__Task directions__.
All the data should come back exactly as it was given.

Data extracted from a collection
* * *

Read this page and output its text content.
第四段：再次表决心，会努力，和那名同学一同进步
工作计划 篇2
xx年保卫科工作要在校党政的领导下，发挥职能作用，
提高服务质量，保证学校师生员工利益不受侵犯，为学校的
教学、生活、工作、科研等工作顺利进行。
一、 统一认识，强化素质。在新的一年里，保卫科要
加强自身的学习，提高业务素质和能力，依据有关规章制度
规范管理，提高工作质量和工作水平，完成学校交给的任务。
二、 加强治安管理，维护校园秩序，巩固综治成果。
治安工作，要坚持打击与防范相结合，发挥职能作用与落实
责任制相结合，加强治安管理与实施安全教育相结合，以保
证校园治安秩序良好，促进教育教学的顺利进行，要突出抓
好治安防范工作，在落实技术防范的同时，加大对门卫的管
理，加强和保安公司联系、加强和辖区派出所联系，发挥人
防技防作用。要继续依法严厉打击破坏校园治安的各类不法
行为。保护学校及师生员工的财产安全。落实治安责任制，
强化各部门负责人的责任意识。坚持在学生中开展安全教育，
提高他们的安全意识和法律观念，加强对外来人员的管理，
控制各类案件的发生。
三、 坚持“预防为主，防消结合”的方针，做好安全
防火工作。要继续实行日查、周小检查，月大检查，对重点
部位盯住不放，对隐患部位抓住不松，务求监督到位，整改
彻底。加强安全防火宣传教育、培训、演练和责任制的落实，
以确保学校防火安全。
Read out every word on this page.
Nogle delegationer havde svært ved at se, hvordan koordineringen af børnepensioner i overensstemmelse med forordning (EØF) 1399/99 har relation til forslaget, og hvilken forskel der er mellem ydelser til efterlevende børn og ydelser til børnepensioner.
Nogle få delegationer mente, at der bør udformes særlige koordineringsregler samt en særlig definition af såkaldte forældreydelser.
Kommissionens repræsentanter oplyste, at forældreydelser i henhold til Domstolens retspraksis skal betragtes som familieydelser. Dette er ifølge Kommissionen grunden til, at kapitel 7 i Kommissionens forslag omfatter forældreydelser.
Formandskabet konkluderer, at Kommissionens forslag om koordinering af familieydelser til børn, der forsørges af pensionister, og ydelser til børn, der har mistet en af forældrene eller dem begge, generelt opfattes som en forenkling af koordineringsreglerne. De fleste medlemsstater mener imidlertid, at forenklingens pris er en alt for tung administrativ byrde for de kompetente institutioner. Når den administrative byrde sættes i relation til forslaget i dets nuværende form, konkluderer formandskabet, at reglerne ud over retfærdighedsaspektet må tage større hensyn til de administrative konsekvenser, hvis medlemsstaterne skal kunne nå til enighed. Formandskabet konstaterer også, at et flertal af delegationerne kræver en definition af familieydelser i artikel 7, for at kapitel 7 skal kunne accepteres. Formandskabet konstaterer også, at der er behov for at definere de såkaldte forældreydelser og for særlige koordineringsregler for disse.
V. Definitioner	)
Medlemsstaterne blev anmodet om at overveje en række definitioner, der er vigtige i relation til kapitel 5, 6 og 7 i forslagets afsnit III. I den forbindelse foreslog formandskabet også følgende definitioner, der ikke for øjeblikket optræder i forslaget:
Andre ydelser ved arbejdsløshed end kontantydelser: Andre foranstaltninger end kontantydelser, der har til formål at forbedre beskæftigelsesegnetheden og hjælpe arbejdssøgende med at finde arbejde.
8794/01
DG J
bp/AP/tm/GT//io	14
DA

* * *

__Exercise answer__.
Read this page and output its text content.
第四段：再次表决心，会努力，和那名同学一同进步
工作计划 篇2
xx年保卫科工作要在校党政的领导下，发挥职能作用，
提高服务质量，保证学校师生员工利益不受侵犯，为学校的
教学、生活、工作、科研等工作顺利进行。
一、 统一认识，强化素质。在新的一年里，保卫科要
加强自身的学习，提高业务素质和能力，依据有关规章制度
规范管理，提高工作质量和工作水平，完成学校交给的任务。
二、 加强治安管理，维护校园秩序，巩固综治成果。
治安工作，要坚持打击与防范相结合，发挥职能作用与落实
责任制相结合，加强治安管理与实施安全教育相结合，以保
证校园治安秩序良好，促进教育教学的顺利进行，要突出抓
好治安防范工作，在落实技术防范的同时，加大对门卫的管
理，加强和保安公司联系、加强和辖区派出所联系，发挥人
防技防作用。要继续依法严厉打击破坏校园治安的各类不法
行为。保护学校及师生员工的财产安全。落实治安责任制，
强化各部门负责人的责任意识。坚持在学生中开展安全教育，
提高他们的安全意识和法律观念，加强对外来人员的管理，
控制各类案件的发生。
三、 坚持“预防为主，防消结合”的方针，做好安全
防火工作。要继续实行日查、周小检查，月大检查，对重点
部位盯住不放，对隐患部位抓住不松，务求监督到位，整改
彻底。加强安全防火宣传教育、培训、演练和责任制的落实，
以确保学校防火安全。
Read out every word on this page.
Nogle delegationer havde svært ved at se, hvordan koordineringen af børnepensioner i overensstemmelse med forordning (EØF) 1399/99 har relation til forslaget, og hvilken forskel der er mellem ydelser til efterlevende børn og ydelser til børnepensioner.
Nogle få delegationer mente, at der bør udformes særlige koordineringsregler samt en særlig definition af såkaldte forældreydelser.
Kommissionens repræsentanter oplyste, at forældreydelser i henhold til Domstolens retspraksis skal betragtes som familieydelser. Dette er ifølge Kommissionen grunden til, at kapitel 7 i Kommissionens forslag omfatter forældreydelser.
Formandskabet konkluderer, at Kommissionens forslag om koordinering af familieydelser til børn, der forsørges af pensionister, og ydelser til børn, der har mistet en af forældrene eller dem begge, generelt opfattes som en forenkling af koordineringsreglerne. De fleste medlemsstater mener imidlertid, at forenklingens pris er en alt for tung administrativ byrde for de kompetente institutioner. Når den administrative byrde sættes i relation til forslaget i dets nuværende form, konkluderer formandskabet, at reglerne ud over retfærdighedsaspektet må tage større hensyn til de administrative konsekvenser, hvis medlemsstaterne skal kunne nå til enighed. Formandskabet konstaterer også, at et flertal af delegationerne kræver en definition af familieydelser i artikel 7, for at kapitel 7 skal kunne accepteres. Formandskabet konstaterer også, at der er behov for at definere de såkaldte forældreydelser og for særlige koordineringsregler for disse.
V. Definitioner	)
Medlemsstaterne blev anmodet om at overveje en række definitioner, der er vigtige i relation til kapitel 5, 6 og 7 i forslagets afsnit III. I den forbindelse foreslog formandskabet også følgende definitioner, der ikke for øjeblikket optræder i forslaget:
Andre ydelser ved arbejdsløshed end kontantydelser: Andre foranstaltninger end kontantydelser, der har til formål at forbedre beskæftigelsesegnetheden og hjælpe arbejdssøgende med at finde arbejde.
8794/01
DG J
bp/AP/tm/GT//io	14
DA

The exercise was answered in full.